* [The task]
From the passage on Maine's same-sex marriage vote, list every campaign and newspaper named.

* [Reading passage]
*-*-*

"The 'Stand for Marriage: Yes on 1' campaign has struggled to come up with ways in which allowing this law to take effect would hurt traditional families. Too often they have resorted to inventing scenarios to scare voters.
The most prominent has been the charge that children would be forced to learn about same-sex marriage in school. All it takes is a quick reading of the law to see, however, that there is no mention of education in it. Curriculum in Maine is approved by local school boards, and those elected officials would be under no obligation to add lessons on marriage law to their areas of study.
But that's not to say that children would be kept in the dark. They are smart, and they should be expected to notice that some of their classmates have two moms or two dads instead of one of each. This is not a function of the law, however, it is a reflection of reality. A 'yes' vote won't make those couples go away. It would only make their lives more difficult."The Bangor Daily News also supported the pro-LGBT 'No on 1/Protect Maine Equality' campaign. In an editorial published on Saturday, the newspaper emphasized Maine's longstanding "commitment to equality":
"It is hard to see how allowing more people to marry will weaken marriage. Instead, it seems the strong desire of gay and lesbian couples to be married, rather than declared domestic partners, shows the value and importance of marriage.

*-*-*

* [Data listing]
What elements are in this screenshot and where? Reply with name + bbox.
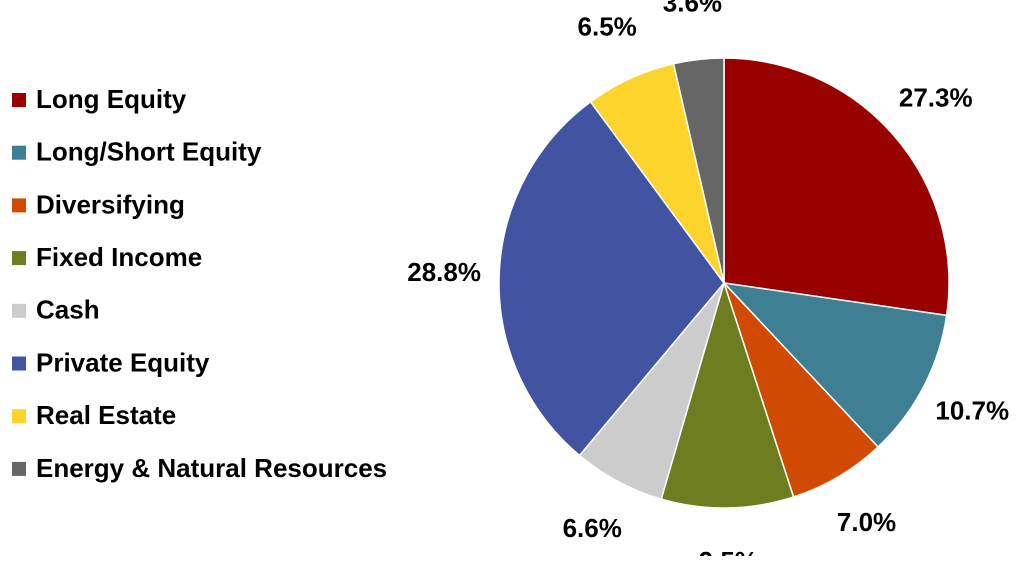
- legend-swatch: [12, 198, 26, 213]
- legend-label: Energy & Natural Resources: [36, 453, 387, 483]
- data-label: 6.6%: [563, 513, 622, 543]
- pie-slice: [498, 100, 725, 457]
- data-label: 3.6%: [663, 0, 722, 18]
- pie-slice: [660, 280, 795, 509]
- legend-swatch: [12, 409, 26, 424]
- pie-slice: [721, 281, 948, 449]
- data-label: 27.3%: [899, 83, 973, 113]
- legend-label: Diversifying: [36, 189, 185, 219]
- legend-swatch: [12, 303, 26, 318]
- legend-label: Long Equity: [36, 84, 187, 114]
- legend-label: Fixed Income: [36, 242, 202, 272]
- legend-swatch: [12, 356, 26, 371]
- legend-label: Private Equity: [36, 347, 210, 377]
- data-label: 9.5%: [699, 546, 758, 556]
- data-label: 6.5%: [578, 11, 637, 41]
- data-label: 10.7%: [935, 395, 1009, 425]
- data-label: 7.0%: [837, 507, 896, 537]
- legend-label: Real Estate: [36, 400, 176, 430]
- legend-label: Long/Short Equity: [36, 137, 262, 167]
- legend-swatch: [12, 251, 26, 266]
- pie-slice: [672, 57, 725, 284]
- data-label: 28.8%: [407, 257, 481, 287]
- legend-swatch: [12, 145, 26, 160]
- legend-swatch: [12, 461, 26, 476]
- pie-slice: [723, 57, 950, 317]
- legend-swatch: [12, 93, 26, 107]
- legend-label: Cash: [36, 295, 100, 325]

*-*-*

* [Complete response]
- Stand for Marriage: Yes on 1
- Bangor Daily News
- No on 1/Protect Maine Equality